## [Exercise description]
Extract the lines that carry the string "this" from the listing.

(Figure collection entries)
..............................

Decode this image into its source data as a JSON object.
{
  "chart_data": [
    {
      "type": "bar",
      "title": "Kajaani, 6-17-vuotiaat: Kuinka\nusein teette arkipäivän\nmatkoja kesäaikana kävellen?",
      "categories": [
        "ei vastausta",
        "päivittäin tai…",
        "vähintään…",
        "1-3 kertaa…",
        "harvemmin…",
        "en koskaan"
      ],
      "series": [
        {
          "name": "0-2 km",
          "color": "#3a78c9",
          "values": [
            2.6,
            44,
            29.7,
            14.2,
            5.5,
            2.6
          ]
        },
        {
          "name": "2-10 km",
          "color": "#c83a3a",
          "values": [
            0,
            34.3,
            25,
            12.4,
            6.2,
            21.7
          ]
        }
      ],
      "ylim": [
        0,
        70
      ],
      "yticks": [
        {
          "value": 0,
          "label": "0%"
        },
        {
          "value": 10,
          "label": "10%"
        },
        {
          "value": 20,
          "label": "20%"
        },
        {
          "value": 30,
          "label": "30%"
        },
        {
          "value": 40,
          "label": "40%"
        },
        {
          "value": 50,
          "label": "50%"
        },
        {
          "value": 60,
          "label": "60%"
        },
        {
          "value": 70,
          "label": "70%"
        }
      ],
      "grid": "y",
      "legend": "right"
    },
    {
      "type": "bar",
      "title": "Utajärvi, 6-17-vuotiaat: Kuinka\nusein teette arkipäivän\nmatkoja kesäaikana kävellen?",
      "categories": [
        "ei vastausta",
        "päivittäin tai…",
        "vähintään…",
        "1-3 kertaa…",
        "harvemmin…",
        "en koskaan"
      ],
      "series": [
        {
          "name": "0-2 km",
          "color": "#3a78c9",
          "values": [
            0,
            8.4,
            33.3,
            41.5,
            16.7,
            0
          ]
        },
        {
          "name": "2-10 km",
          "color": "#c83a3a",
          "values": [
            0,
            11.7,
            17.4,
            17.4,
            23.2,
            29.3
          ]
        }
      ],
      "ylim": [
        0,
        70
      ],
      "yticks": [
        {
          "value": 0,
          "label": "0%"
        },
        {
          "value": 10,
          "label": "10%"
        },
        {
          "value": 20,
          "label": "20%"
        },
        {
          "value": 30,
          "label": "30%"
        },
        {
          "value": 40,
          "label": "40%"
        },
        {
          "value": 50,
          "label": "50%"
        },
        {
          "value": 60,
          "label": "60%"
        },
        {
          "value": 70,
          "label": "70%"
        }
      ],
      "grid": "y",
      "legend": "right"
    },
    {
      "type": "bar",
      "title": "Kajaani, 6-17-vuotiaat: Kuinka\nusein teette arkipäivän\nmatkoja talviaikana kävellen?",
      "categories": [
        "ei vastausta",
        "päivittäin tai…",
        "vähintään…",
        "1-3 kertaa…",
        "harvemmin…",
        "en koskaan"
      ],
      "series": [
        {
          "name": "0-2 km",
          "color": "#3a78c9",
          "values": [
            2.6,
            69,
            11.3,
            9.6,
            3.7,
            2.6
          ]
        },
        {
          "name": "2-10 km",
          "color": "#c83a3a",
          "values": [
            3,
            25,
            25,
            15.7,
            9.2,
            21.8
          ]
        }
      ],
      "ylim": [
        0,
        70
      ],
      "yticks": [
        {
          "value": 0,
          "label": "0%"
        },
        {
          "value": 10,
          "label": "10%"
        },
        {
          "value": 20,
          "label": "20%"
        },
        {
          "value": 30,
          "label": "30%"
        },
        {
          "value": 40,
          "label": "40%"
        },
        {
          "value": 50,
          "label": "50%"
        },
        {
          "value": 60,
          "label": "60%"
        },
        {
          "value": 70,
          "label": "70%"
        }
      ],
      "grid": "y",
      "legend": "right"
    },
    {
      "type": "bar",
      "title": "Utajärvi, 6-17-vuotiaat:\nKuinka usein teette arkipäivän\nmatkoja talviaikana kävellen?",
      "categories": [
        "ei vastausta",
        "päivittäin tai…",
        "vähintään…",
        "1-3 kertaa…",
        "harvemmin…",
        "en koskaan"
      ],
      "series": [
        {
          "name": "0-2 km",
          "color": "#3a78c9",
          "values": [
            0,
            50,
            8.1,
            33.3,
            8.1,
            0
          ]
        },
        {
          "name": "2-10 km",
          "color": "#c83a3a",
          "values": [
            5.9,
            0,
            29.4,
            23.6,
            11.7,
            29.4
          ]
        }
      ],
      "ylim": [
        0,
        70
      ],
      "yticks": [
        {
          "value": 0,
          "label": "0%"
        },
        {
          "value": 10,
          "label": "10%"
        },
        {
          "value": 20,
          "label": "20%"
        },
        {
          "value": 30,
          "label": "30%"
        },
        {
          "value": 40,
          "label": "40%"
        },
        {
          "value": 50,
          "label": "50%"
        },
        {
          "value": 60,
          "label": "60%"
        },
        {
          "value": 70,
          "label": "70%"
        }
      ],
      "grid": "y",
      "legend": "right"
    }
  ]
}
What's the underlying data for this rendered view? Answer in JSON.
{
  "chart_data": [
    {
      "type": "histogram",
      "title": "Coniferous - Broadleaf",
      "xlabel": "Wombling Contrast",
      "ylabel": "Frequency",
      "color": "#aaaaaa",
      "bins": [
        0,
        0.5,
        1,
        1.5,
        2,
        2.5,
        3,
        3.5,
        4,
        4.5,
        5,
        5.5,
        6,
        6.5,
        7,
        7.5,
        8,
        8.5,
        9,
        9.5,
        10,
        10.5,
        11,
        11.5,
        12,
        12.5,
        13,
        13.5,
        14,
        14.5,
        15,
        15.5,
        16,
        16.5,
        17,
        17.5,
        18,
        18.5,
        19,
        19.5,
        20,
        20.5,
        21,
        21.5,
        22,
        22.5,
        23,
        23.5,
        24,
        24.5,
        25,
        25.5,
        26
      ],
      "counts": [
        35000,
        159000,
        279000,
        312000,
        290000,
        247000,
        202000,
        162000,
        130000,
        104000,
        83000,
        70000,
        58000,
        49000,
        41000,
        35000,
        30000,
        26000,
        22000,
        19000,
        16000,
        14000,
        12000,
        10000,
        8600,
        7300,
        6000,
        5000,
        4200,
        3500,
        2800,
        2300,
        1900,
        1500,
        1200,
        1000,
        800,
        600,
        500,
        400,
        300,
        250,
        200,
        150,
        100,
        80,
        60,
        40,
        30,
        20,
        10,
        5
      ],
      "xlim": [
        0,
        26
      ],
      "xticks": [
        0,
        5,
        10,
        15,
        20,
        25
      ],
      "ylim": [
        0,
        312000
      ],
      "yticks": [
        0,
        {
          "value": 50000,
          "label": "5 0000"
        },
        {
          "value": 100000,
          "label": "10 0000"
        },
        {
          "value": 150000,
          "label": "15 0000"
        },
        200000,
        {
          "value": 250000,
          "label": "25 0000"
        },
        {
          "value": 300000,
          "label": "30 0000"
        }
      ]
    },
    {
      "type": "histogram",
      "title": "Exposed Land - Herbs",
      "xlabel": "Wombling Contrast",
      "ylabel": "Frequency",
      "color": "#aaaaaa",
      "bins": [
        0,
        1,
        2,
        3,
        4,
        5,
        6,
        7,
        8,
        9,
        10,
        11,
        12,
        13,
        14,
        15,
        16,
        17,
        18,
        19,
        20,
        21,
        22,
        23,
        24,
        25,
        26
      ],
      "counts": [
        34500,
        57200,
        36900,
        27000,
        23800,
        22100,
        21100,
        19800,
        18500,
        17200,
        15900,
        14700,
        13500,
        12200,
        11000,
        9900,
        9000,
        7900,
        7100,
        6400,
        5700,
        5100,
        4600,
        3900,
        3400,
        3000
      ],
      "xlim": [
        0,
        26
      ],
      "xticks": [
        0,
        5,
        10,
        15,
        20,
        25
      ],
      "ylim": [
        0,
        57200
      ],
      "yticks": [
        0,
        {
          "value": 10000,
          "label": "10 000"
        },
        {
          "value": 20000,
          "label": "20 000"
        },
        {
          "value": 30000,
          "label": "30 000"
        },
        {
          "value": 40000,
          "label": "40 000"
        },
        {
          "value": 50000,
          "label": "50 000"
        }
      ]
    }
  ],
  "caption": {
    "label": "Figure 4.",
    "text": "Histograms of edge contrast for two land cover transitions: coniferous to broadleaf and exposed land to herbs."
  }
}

..............................

## [Task answer]
Decode this image into its source data as a JSON object.
What's the underlying data for this rendered view? Answer in JSON.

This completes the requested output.